[Collection entries]
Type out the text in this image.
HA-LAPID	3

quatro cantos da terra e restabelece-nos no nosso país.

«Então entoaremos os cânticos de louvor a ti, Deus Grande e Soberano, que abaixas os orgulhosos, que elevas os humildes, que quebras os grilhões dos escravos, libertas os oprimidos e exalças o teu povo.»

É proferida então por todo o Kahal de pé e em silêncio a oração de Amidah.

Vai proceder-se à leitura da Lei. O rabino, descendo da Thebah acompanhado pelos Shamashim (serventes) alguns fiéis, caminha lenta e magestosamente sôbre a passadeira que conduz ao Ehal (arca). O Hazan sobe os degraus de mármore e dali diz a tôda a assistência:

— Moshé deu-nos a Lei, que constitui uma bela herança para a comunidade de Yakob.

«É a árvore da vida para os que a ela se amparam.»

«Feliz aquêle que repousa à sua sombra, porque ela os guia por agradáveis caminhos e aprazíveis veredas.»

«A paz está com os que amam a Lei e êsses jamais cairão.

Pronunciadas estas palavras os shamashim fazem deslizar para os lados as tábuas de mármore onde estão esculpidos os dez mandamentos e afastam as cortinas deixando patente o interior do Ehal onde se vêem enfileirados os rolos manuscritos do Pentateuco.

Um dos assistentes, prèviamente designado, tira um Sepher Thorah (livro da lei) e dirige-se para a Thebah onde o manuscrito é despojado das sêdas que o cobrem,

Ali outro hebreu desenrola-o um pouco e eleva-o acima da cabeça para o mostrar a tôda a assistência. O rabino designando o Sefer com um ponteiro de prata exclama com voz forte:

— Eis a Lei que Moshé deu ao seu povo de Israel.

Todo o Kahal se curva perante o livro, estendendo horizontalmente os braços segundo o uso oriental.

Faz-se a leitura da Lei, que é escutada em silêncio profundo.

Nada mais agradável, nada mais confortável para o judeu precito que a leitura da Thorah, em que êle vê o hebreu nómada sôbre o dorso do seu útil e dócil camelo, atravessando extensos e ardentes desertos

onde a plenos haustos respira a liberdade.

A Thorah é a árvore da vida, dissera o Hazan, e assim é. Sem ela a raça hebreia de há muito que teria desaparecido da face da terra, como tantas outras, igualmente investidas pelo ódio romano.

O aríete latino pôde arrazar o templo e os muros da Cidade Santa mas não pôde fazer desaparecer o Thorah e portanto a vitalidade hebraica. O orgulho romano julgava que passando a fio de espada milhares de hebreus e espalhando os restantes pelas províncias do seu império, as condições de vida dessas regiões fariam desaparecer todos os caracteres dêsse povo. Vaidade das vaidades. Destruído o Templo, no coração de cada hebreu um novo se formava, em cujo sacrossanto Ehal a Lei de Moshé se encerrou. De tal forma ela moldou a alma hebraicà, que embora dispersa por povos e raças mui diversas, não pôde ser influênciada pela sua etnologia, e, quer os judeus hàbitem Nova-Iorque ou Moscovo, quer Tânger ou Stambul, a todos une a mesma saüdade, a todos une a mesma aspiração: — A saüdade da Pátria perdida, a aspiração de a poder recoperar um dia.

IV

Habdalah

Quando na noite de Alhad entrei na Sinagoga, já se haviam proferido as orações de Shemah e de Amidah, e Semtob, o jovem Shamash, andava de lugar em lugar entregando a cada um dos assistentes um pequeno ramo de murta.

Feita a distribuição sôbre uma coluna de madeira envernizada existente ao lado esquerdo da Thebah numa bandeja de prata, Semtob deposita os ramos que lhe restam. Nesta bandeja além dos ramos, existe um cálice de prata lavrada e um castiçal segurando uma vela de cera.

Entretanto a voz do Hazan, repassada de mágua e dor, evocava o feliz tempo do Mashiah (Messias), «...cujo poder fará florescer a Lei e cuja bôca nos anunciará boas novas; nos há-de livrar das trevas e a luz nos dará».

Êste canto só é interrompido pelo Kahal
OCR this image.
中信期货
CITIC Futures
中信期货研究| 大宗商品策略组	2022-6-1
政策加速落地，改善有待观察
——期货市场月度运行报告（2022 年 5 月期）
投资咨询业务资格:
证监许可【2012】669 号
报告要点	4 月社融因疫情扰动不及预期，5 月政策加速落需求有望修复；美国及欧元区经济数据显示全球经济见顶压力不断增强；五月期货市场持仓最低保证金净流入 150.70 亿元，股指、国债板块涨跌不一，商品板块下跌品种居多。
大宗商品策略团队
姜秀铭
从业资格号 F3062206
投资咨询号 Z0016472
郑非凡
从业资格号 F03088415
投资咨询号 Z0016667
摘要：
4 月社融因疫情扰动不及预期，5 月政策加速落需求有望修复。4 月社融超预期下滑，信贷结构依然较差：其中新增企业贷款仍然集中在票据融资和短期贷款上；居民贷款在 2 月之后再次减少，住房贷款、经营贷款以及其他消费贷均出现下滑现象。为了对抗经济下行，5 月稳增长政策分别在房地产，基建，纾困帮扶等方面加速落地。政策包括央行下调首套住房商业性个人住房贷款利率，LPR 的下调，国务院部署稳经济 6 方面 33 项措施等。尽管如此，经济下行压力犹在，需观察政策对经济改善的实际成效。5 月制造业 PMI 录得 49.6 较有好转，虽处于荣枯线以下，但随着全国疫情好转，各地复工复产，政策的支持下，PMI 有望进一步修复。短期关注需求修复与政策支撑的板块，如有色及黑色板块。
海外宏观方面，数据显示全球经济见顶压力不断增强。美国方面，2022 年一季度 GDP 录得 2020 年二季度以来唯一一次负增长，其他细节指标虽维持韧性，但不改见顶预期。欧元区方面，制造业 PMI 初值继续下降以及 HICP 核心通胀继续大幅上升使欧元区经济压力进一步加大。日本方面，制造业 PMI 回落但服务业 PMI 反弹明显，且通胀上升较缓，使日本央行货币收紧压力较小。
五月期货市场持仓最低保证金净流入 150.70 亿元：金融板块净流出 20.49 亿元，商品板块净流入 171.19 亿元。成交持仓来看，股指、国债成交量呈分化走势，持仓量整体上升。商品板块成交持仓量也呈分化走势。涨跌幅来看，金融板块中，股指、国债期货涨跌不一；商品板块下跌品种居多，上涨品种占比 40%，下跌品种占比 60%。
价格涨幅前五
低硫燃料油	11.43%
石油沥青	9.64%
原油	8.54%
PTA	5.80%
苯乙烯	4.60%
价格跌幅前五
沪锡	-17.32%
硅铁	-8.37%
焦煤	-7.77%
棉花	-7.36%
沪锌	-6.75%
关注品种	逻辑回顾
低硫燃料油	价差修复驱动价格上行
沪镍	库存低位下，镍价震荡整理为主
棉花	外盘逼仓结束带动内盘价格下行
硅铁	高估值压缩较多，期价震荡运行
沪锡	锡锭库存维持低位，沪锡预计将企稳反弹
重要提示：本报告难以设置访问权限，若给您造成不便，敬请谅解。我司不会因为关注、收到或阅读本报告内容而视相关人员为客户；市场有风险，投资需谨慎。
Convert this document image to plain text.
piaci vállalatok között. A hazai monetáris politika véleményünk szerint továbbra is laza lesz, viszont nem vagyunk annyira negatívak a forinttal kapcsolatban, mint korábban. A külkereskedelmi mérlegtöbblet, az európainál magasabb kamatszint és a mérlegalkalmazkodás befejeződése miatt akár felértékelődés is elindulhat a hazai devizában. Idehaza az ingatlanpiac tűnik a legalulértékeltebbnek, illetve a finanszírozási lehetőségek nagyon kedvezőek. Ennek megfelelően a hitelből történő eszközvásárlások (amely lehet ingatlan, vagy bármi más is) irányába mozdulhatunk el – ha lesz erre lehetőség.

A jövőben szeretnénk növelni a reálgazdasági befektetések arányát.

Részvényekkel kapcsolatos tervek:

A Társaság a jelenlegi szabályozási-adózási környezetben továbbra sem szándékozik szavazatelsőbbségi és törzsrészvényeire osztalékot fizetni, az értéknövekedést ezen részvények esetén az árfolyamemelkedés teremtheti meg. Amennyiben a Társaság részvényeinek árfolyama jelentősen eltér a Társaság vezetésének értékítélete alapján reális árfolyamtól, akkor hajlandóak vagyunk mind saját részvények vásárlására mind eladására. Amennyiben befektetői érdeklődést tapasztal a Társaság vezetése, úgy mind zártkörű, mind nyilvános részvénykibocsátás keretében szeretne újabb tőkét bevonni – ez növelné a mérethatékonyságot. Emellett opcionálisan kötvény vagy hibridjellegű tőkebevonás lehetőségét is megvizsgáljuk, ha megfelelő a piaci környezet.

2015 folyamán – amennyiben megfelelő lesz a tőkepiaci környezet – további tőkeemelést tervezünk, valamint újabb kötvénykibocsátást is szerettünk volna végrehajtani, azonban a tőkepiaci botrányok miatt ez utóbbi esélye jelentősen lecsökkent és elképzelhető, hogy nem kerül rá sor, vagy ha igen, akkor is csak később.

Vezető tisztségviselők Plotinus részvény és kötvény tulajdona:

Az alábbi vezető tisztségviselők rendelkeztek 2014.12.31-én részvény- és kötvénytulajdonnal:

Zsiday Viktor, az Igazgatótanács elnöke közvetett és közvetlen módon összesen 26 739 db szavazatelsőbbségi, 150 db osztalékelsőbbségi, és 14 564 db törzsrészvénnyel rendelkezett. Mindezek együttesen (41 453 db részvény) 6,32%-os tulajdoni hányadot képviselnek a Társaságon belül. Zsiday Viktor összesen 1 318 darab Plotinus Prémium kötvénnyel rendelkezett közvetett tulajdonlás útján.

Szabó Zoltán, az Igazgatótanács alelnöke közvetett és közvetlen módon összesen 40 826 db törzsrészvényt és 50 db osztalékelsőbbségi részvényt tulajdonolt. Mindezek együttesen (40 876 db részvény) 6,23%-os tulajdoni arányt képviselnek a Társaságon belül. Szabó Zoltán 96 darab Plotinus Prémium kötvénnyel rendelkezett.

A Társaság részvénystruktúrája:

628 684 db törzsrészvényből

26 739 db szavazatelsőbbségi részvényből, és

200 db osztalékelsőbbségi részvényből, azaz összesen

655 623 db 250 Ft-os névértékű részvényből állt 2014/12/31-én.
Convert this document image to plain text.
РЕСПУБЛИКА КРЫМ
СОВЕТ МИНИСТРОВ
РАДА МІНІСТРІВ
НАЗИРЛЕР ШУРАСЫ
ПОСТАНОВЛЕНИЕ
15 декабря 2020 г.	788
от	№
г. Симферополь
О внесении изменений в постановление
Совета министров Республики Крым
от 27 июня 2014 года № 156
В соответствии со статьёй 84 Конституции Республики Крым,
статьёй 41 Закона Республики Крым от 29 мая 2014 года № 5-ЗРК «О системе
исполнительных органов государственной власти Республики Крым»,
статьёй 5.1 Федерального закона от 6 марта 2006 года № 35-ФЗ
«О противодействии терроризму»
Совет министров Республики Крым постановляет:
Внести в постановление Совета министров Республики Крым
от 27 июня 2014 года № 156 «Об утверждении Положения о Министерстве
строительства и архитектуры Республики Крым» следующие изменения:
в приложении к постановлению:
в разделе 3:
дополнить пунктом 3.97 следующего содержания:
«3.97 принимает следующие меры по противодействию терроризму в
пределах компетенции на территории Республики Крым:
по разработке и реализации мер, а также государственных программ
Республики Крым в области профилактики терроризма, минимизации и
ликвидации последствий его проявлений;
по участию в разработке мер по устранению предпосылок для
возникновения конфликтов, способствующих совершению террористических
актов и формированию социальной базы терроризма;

→ TASK BRIEF
Report back each line of the entries that holds the string "vagyunk".

→ REPLY TO THE TASK
piaci vállalatok között. A hazai monetáris politika véleményünk szerint továbbra is laza lesz, viszont nem vagyunk annyira negatívak a forinttal kapcsolatban, mint korábban. A külkereskedelmi mérlegtöbblet, az európainál magasabb kamatszint és a mérlegalkalmazkodás befejeződése miatt akár felértékelődés is elindulhat a hazai devizában. Idehaza az ingatlanpiac tűnik a legalulértékeltebbnek, illetve a finanszírozási lehetőségek nagyon kedvezőek. Ennek megfelelően a hitelből történő eszközvásárlások (amely lehet ingatlan, vagy bármi más is) irányába mozdulhatunk el – ha lesz erre lehetőség.
A Társaság a jelenlegi szabályozási-adózási környezetben továbbra sem szándékozik szavazatelsőbbségi és törzsrészvényeire osztalékot fizetni, az értéknövekedést ezen részvények esetén az árfolyamemelkedés teremtheti meg. Amennyiben a Társaság részvényeinek árfolyama jelentősen eltér a Társaság vezetésének értékítélete alapján reális árfolyamtól, akkor hajlandóak vagyunk mind saját részvények vásárlására mind eladására. Amennyiben befektetői érdeklődést tapasztal a Társaság vezetése, úgy mind zártkörű, mind nyilvános részvénykibocsátás keretében szeretne újabb tőkét bevonni – ez növelné a mérethatékonyságot. Emellett opcionálisan kötvény vagy hibridjellegű tőkebevonás lehetőségét is megvizsgáljuk, ha megfelelő a piaci környezet.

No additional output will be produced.